Data excerpts

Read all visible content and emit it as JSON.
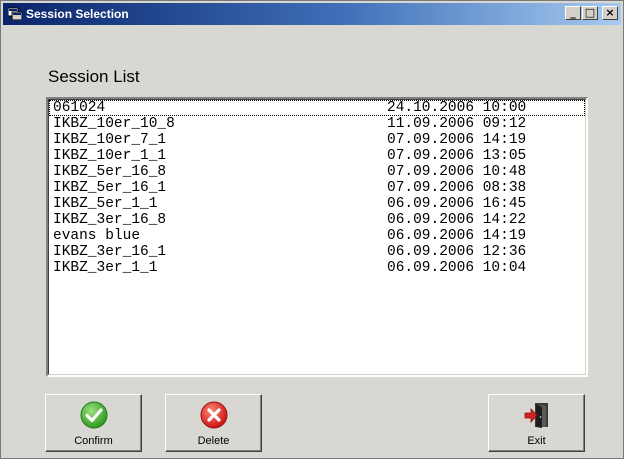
{
  "window": {
    "title": "Session Selection",
    "minimize_glyph": "_",
    "maximize_glyph": "□",
    "close_glyph": "×"
  },
  "section_label": "Session List",
  "sessions": [
    {
      "name": "061024",
      "date": "24.10.2006 10:00",
      "selected": true
    },
    {
      "name": "IKBZ_10er_10_8",
      "date": "11.09.2006 09:12"
    },
    {
      "name": "IKBZ_10er_7_1",
      "date": "07.09.2006 14:19"
    },
    {
      "name": "IKBZ_10er_1_1",
      "date": "07.09.2006 13:05"
    },
    {
      "name": "IKBZ_5er_16_8",
      "date": "07.09.2006 10:48"
    },
    {
      "name": "IKBZ_5er_16_1",
      "date": "07.09.2006 08:38"
    },
    {
      "name": "IKBZ_5er_1_1",
      "date": "06.09.2006 16:45"
    },
    {
      "name": "IKBZ_3er_16_8",
      "date": "06.09.2006 14:22"
    },
    {
      "name": "evans blue",
      "date": "06.09.2006 14:19"
    },
    {
      "name": "IKBZ_3er_16_1",
      "date": "06.09.2006 12:36"
    },
    {
      "name": "IKBZ_3er_1_1",
      "date": "06.09.2006 10:04"
    }
  ],
  "buttons": {
    "confirm_label": "Confirm",
    "delete_label": "Delete",
    "exit_label": "Exit"
  },
  "icons": {
    "confirm": "green-checkmark-icon",
    "delete": "red-x-icon",
    "exit": "exit-door-icon"
  },
  "colors": {
    "title_gradient_start": "#0a246a",
    "title_gradient_end": "#a6caf0",
    "confirm_green": "#3fae2a",
    "delete_red": "#e02020",
    "window_bg": "#d9d7d2"
  }
}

* [TASK STATEMENT] Repeat the material above verbatim. Leave the pictures behind.

* [SOLUTION]
Read all visible content and emit it as JSON.
{
  "window": {
    "title": "Session Selection",
    "minimize_glyph": "_",
    "maximize_glyph": "□",
    "close_glyph": "×"
  },
  "section_label": "Session List",
  "sessions": [
    {
      "name": "061024",
      "date": "24.10.2006 10:00",
      "selected": true
    },
    {
      "name": "IKBZ_10er_10_8",
      "date": "11.09.2006 09:12"
    },
    {
      "name": "IKBZ_10er_7_1",
      "date": "07.09.2006 14:19"
    },
    {
      "name": "IKBZ_10er_1_1",
      "date": "07.09.2006 13:05"
    },
    {
      "name": "IKBZ_5er_16_8",
      "date": "07.09.2006 10:48"
    },
    {
      "name": "IKBZ_5er_16_1",
      "date": "07.09.2006 08:38"
    },
    {
      "name": "IKBZ_5er_1_1",
      "date": "06.09.2006 16:45"
    },
    {
      "name": "IKBZ_3er_16_8",
      "date": "06.09.2006 14:22"
    },
    {
      "name": "evans blue",
      "date": "06.09.2006 14:19"
    },
    {
      "name": "IKBZ_3er_16_1",
      "date": "06.09.2006 12:36"
    },
    {
      "name": "IKBZ_3er_1_1",
      "date": "06.09.2006 10:04"
    }
  ],
  "buttons": {
    "confirm_label": "Confirm",
    "delete_label": "Delete",
    "exit_label": "Exit"
  },
  "icons": {
    "confirm": "green-checkmark-icon",
    "delete": "red-x-icon",
    "exit": "exit-door-icon"
  },
  "colors": {
    "title_gradient_start": "#0a246a",
    "title_gradient_end": "#a6caf0",
    "confirm_green": "#3fae2a",
    "delete_red": "#e02020",
    "window_bg": "#d9d7d2"
  }
}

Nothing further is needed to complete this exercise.